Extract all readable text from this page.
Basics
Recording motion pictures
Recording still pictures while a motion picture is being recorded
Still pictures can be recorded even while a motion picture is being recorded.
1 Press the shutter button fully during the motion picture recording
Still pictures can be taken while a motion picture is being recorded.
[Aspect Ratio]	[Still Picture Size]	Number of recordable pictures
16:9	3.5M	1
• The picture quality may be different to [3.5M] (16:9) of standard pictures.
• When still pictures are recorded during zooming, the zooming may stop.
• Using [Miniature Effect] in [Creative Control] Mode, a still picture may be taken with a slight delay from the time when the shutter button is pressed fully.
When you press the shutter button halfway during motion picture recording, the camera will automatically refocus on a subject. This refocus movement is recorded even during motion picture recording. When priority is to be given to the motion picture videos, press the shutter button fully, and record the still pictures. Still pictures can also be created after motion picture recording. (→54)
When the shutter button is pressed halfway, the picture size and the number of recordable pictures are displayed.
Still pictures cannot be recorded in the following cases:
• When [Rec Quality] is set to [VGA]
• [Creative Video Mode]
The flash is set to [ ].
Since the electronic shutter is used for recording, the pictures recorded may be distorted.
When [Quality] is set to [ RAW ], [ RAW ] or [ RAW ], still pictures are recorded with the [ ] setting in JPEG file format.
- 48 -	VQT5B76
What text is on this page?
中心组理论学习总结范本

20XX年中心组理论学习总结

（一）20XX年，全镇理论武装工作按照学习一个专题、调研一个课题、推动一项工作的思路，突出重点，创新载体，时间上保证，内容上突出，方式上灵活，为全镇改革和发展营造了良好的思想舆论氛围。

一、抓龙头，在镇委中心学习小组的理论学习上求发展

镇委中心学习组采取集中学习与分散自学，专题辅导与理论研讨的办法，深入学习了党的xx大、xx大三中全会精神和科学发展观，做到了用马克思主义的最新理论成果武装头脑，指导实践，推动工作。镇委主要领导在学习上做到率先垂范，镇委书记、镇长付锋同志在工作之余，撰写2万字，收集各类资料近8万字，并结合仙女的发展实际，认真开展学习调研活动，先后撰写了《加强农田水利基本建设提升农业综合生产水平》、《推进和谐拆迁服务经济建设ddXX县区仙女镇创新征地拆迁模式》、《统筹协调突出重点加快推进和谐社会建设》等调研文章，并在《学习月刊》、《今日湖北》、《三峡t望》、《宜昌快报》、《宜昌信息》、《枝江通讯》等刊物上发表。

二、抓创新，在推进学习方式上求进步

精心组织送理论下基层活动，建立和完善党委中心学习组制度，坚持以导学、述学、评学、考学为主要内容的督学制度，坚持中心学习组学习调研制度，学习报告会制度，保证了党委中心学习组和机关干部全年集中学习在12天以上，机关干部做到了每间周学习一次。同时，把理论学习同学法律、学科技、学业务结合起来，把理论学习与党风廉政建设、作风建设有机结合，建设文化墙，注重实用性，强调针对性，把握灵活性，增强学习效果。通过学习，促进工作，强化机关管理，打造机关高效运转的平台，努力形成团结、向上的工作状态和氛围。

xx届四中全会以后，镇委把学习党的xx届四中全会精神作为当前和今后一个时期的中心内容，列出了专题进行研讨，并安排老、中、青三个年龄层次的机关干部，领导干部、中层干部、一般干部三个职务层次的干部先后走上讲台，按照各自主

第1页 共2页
-------------------------
Problem to solve ->
Go through the listing and copy all of it exactly.

Exercise solution ->
Extract all readable text from this page.
Basics
Recording motion pictures
Recording still pictures while a motion picture is being recorded
Still pictures can be recorded even while a motion picture is being recorded.
1 Press the shutter button fully during the motion picture recording
Still pictures can be taken while a motion picture is being recorded.
[Aspect Ratio]	[Still Picture Size]	Number of recordable pictures
16:9	3.5M	1
• The picture quality may be different to [3.5M] (16:9) of standard pictures.
• When still pictures are recorded during zooming, the zooming may stop.
• Using [Miniature Effect] in [Creative Control] Mode, a still picture may be taken with a slight delay from the time when the shutter button is pressed fully.
When you press the shutter button halfway during motion picture recording, the camera will automatically refocus on a subject. This refocus movement is recorded even during motion picture recording. When priority is to be given to the motion picture videos, press the shutter button fully, and record the still pictures. Still pictures can also be created after motion picture recording. (→54)
When the shutter button is pressed halfway, the picture size and the number of recordable pictures are displayed.
Still pictures cannot be recorded in the following cases:
• When [Rec Quality] is set to [VGA]
• [Creative Video Mode]
The flash is set to [ ].
Since the electronic shutter is used for recording, the pictures recorded may be distorted.
When [Quality] is set to [ RAW ], [ RAW ] or [ RAW ], still pictures are recorded with the [ ] setting in JPEG file format.
- 48 -	VQT5B76
What text is on this page?
中心组理论学习总结范本

20XX年中心组理论学习总结

（一）20XX年，全镇理论武装工作按照学习一个专题、调研一个课题、推动一项工作的思路，突出重点，创新载体，时间上保证，内容上突出，方式上灵活，为全镇改革和发展营造了良好的思想舆论氛围。

一、抓龙头，在镇委中心学习小组的理论学习上求发展

镇委中心学习组采取集中学习与分散自学，专题辅导与理论研讨的办法，深入学习了党的xx大、xx大三中全会精神和科学发展观，做到了用马克思主义的最新理论成果武装头脑，指导实践，推动工作。镇委主要领导在学习上做到率先垂范，镇委书记、镇长付锋同志在工作之余，撰写2万字，收集各类资料近8万字，并结合仙女的发展实际，认真开展学习调研活动，先后撰写了《加强农田水利基本建设提升农业综合生产水平》、《推进和谐拆迁服务经济建设ddXX县区仙女镇创新征地拆迁模式》、《统筹协调突出重点加快推进和谐社会建设》等调研文章，并在《学习月刊》、《今日湖北》、《三峡t望》、《宜昌快报》、《宜昌信息》、《枝江通讯》等刊物上发表。

二、抓创新，在推进学习方式上求进步

精心组织送理论下基层活动，建立和完善党委中心学习组制度，坚持以导学、述学、评学、考学为主要内容的督学制度，坚持中心学习组学习调研制度，学习报告会制度，保证了党委中心学习组和机关干部全年集中学习在12天以上，机关干部做到了每间周学习一次。同时，把理论学习同学法律、学科技、学业务结合起来，把理论学习与党风廉政建设、作风建设有机结合，建设文化墙，注重实用性，强调针对性，把握灵活性，增强学习效果。通过学习，促进工作，强化机关管理，打造机关高效运转的平台，努力形成团结、向上的工作状态和氛围。

xx届四中全会以后，镇委把学习党的xx届四中全会精神作为当前和今后一个时期的中心内容，列出了专题进行研讨，并安排老、中、青三个年龄层次的机关干部，领导干部、中层干部、一般干部三个职务层次的干部先后走上讲台，按照各自主

第1页 共2页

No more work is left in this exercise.